» **Stated task**: The records should be repeated word for word, pictures excluded.

(Dataset entries)

══════════

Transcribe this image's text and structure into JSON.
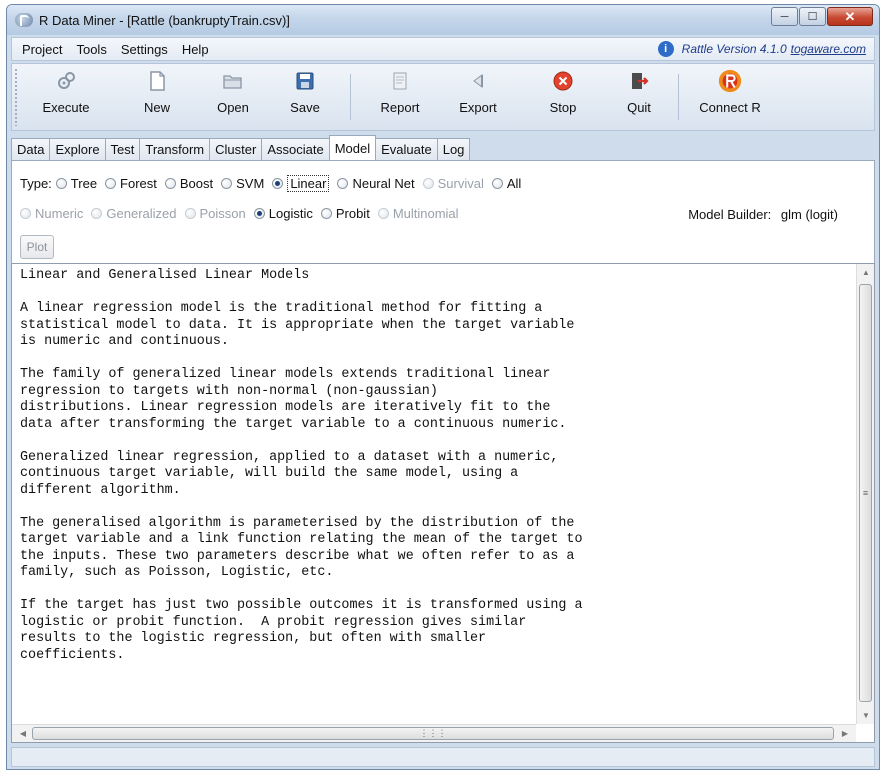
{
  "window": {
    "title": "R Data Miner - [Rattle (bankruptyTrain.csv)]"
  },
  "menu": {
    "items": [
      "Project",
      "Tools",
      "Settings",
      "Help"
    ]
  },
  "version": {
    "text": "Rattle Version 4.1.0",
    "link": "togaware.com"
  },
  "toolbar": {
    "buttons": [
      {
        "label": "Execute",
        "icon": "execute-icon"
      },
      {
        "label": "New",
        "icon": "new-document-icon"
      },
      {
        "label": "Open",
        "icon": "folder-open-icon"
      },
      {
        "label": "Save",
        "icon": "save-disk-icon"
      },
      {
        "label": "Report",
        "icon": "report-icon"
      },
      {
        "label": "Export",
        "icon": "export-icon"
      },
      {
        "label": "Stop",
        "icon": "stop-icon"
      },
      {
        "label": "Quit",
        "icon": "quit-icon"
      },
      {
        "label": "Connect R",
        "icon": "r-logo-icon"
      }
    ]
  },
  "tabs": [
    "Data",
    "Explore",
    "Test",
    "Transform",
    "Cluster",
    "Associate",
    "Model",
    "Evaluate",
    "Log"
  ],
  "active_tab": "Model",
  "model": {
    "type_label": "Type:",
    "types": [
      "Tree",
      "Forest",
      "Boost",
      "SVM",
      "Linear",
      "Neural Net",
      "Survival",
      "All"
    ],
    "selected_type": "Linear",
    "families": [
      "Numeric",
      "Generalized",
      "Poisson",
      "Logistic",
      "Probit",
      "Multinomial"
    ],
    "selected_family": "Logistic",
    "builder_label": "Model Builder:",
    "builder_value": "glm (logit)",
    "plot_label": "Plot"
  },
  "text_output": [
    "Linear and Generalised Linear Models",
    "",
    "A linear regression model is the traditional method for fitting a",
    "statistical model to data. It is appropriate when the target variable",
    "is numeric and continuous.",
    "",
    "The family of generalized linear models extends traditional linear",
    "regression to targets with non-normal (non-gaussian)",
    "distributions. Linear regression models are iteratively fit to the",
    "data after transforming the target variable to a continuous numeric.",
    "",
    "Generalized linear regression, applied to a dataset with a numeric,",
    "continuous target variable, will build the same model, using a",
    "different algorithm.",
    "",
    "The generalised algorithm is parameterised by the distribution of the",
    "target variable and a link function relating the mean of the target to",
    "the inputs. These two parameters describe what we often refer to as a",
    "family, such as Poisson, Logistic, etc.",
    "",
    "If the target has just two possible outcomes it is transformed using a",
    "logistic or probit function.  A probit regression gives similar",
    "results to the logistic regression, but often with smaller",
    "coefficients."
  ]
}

══════════

» **Solution for this problem**:
Transcribe this image's text and structure into JSON.
{
  "window": {
    "title": "R Data Miner - [Rattle (bankruptyTrain.csv)]"
  },
  "menu": {
    "items": [
      "Project",
      "Tools",
      "Settings",
      "Help"
    ]
  },
  "version": {
    "text": "Rattle Version 4.1.0",
    "link": "togaware.com"
  },
  "toolbar": {
    "buttons": [
      {
        "label": "Execute",
        "icon": "execute-icon"
      },
      {
        "label": "New",
        "icon": "new-document-icon"
      },
      {
        "label": "Open",
        "icon": "folder-open-icon"
      },
      {
        "label": "Save",
        "icon": "save-disk-icon"
      },
      {
        "label": "Report",
        "icon": "report-icon"
      },
      {
        "label": "Export",
        "icon": "export-icon"
      },
      {
        "label": "Stop",
        "icon": "stop-icon"
      },
      {
        "label": "Quit",
        "icon": "quit-icon"
      },
      {
        "label": "Connect R",
        "icon": "r-logo-icon"
      }
    ]
  },
  "tabs": [
    "Data",
    "Explore",
    "Test",
    "Transform",
    "Cluster",
    "Associate",
    "Model",
    "Evaluate",
    "Log"
  ],
  "active_tab": "Model",
  "model": {
    "type_label": "Type:",
    "types": [
      "Tree",
      "Forest",
      "Boost",
      "SVM",
      "Linear",
      "Neural Net",
      "Survival",
      "All"
    ],
    "selected_type": "Linear",
    "families": [
      "Numeric",
      "Generalized",
      "Poisson",
      "Logistic",
      "Probit",
      "Multinomial"
    ],
    "selected_family": "Logistic",
    "builder_label": "Model Builder:",
    "builder_value": "glm (logit)",
    "plot_label": "Plot"
  },
  "text_output": [
    "Linear and Generalised Linear Models",
    "",
    "A linear regression model is the traditional method for fitting a",
    "statistical model to data. It is appropriate when the target variable",
    "is numeric and continuous.",
    "",
    "The family of generalized linear models extends traditional linear",
    "regression to targets with non-normal (non-gaussian)",
    "distributions. Linear regression models are iteratively fit to the",
    "data after transforming the target variable to a continuous numeric.",
    "",
    "Generalized linear regression, applied to a dataset with a numeric,",
    "continuous target variable, will build the same model, using a",
    "different algorithm.",
    "",
    "The generalised algorithm is parameterised by the distribution of the",
    "target variable and a link function relating the mean of the target to",
    "the inputs. These two parameters describe what we often refer to as a",
    "family, such as Poisson, Logistic, etc.",
    "",
    "If the target has just two possible outcomes it is transformed using a",
    "logistic or probit function.  A probit regression gives similar",
    "results to the logistic regression, but often with smaller",
    "coefficients."
  ]
}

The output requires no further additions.